◆ **PROBLEM DETAILS**:
How many lines of these entries hold the string "Temp"? Reply with the number alone.

◆ **DATA FOR PROCESSING**:
** start **

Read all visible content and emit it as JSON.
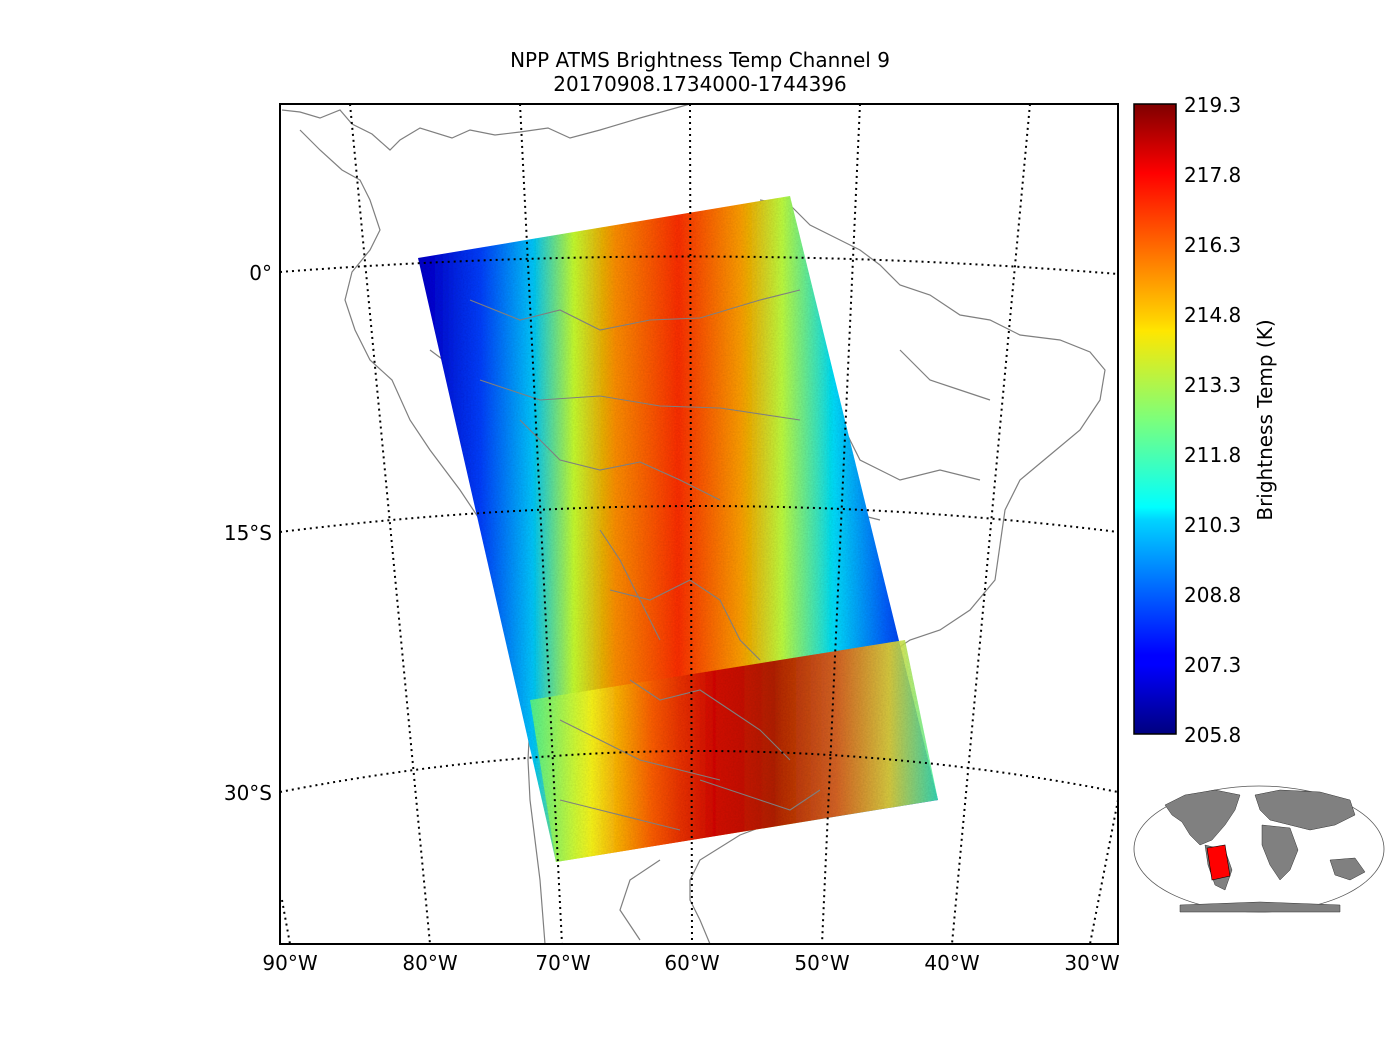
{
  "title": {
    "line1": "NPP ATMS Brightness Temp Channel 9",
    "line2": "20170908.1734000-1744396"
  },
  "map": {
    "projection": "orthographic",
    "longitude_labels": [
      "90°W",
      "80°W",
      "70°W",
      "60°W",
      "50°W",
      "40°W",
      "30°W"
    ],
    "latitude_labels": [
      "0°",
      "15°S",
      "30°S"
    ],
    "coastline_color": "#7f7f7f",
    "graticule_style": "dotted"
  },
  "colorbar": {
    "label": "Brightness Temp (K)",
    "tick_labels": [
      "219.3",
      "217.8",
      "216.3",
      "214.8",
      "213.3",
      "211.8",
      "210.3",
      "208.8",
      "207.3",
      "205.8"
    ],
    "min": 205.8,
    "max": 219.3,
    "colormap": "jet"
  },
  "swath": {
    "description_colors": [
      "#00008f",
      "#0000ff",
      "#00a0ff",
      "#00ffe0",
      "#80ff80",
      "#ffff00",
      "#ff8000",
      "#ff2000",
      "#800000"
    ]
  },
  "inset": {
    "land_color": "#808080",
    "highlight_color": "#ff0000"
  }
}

** end **

◆ **RIGHT ANSWER**:
2